### Given exercise
Make an exact copy of all the data.

### Dataset records
----------------------------------------
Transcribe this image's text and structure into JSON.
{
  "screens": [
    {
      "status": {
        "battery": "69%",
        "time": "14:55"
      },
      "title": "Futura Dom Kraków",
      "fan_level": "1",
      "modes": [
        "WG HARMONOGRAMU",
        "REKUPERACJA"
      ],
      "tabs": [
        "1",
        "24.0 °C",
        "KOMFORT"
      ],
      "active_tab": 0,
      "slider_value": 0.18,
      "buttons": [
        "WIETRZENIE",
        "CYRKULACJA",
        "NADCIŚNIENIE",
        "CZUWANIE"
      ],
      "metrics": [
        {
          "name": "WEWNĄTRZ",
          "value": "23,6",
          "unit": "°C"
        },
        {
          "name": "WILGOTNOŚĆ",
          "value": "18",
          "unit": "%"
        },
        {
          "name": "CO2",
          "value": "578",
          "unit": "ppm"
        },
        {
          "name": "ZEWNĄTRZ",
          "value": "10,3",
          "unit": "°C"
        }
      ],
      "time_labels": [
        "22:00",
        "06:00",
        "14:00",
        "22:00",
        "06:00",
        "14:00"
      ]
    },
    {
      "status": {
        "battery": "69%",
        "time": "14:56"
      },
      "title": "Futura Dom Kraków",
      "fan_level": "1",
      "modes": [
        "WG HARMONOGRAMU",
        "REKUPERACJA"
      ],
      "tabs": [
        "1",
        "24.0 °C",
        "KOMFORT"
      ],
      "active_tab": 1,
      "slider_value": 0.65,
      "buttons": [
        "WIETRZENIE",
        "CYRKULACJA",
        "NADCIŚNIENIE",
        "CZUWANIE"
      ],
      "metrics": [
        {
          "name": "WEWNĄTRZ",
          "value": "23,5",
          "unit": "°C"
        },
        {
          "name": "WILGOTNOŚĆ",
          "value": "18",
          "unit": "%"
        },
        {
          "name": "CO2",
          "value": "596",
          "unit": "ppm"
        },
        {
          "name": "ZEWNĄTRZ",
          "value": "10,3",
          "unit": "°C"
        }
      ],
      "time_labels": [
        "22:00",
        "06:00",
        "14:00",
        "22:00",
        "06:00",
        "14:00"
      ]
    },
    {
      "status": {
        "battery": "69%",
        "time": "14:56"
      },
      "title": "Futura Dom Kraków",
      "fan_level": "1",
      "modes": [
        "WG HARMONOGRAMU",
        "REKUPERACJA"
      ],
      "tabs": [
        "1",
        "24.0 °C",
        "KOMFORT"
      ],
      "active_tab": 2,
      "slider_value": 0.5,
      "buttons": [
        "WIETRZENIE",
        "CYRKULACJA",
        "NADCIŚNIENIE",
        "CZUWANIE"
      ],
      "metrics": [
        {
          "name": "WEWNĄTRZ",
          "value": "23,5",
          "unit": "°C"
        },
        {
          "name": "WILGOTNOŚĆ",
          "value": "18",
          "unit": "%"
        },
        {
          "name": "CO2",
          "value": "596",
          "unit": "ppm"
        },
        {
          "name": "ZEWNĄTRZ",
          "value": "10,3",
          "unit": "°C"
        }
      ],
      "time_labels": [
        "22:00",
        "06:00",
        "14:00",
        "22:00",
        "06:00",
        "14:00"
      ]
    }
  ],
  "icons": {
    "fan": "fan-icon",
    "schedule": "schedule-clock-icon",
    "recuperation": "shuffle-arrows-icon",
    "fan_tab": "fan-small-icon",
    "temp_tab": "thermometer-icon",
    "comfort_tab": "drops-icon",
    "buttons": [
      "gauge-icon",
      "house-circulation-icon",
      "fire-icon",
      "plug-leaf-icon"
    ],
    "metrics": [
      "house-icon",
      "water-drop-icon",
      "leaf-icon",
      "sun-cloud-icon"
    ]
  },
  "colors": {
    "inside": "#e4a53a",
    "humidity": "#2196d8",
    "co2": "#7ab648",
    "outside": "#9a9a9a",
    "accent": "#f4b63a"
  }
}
----------------------------------------
### Correct answer
Transcribe this image's text and structure into JSON.
{
  "screens": [
    {
      "status": {
        "battery": "69%",
        "time": "14:55"
      },
      "title": "Futura Dom Kraków",
      "fan_level": "1",
      "modes": [
        "WG HARMONOGRAMU",
        "REKUPERACJA"
      ],
      "tabs": [
        "1",
        "24.0 °C",
        "KOMFORT"
      ],
      "active_tab": 0,
      "slider_value": 0.18,
      "buttons": [
        "WIETRZENIE",
        "CYRKULACJA",
        "NADCIŚNIENIE",
        "CZUWANIE"
      ],
      "metrics": [
        {
          "name": "WEWNĄTRZ",
          "value": "23,6",
          "unit": "°C"
        },
        {
          "name": "WILGOTNOŚĆ",
          "value": "18",
          "unit": "%"
        },
        {
          "name": "CO2",
          "value": "578",
          "unit": "ppm"
        },
        {
          "name": "ZEWNĄTRZ",
          "value": "10,3",
          "unit": "°C"
        }
      ],
      "time_labels": [
        "22:00",
        "06:00",
        "14:00",
        "22:00",
        "06:00",
        "14:00"
      ]
    },
    {
      "status": {
        "battery": "69%",
        "time": "14:56"
      },
      "title": "Futura Dom Kraków",
      "fan_level": "1",
      "modes": [
        "WG HARMONOGRAMU",
        "REKUPERACJA"
      ],
      "tabs": [
        "1",
        "24.0 °C",
        "KOMFORT"
      ],
      "active_tab": 1,
      "slider_value": 0.65,
      "buttons": [
        "WIETRZENIE",
        "CYRKULACJA",
        "NADCIŚNIENIE",
        "CZUWANIE"
      ],
      "metrics": [
        {
          "name": "WEWNĄTRZ",
          "value": "23,5",
          "unit": "°C"
        },
        {
          "name": "WILGOTNOŚĆ",
          "value": "18",
          "unit": "%"
        },
        {
          "name": "CO2",
          "value": "596",
          "unit": "ppm"
        },
        {
          "name": "ZEWNĄTRZ",
          "value": "10,3",
          "unit": "°C"
        }
      ],
      "time_labels": [
        "22:00",
        "06:00",
        "14:00",
        "22:00",
        "06:00",
        "14:00"
      ]
    },
    {
      "status": {
        "battery": "69%",
        "time": "14:56"
      },
      "title": "Futura Dom Kraków",
      "fan_level": "1",
      "modes": [
        "WG HARMONOGRAMU",
        "REKUPERACJA"
      ],
      "tabs": [
        "1",
        "24.0 °C",
        "KOMFORT"
      ],
      "active_tab": 2,
      "slider_value": 0.5,
      "buttons": [
        "WIETRZENIE",
        "CYRKULACJA",
        "NADCIŚNIENIE",
        "CZUWANIE"
      ],
      "metrics": [
        {
          "name": "WEWNĄTRZ",
          "value": "23,5",
          "unit": "°C"
        },
        {
          "name": "WILGOTNOŚĆ",
          "value": "18",
          "unit": "%"
        },
        {
          "name": "CO2",
          "value": "596",
          "unit": "ppm"
        },
        {
          "name": "ZEWNĄTRZ",
          "value": "10,3",
          "unit": "°C"
        }
      ],
      "time_labels": [
        "22:00",
        "06:00",
        "14:00",
        "22:00",
        "06:00",
        "14:00"
      ]
    }
  ],
  "icons": {
    "fan": "fan-icon",
    "schedule": "schedule-clock-icon",
    "recuperation": "shuffle-arrows-icon",
    "fan_tab": "fan-small-icon",
    "temp_tab": "thermometer-icon",
    "comfort_tab": "drops-icon",
    "buttons": [
      "gauge-icon",
      "house-circulation-icon",
      "fire-icon",
      "plug-leaf-icon"
    ],
    "metrics": [
      "house-icon",
      "water-drop-icon",
      "leaf-icon",
      "sun-cloud-icon"
    ]
  },
  "colors": {
    "inside": "#e4a53a",
    "humidity": "#2196d8",
    "co2": "#7ab648",
    "outside": "#9a9a9a",
    "accent": "#f4b63a"
  }
}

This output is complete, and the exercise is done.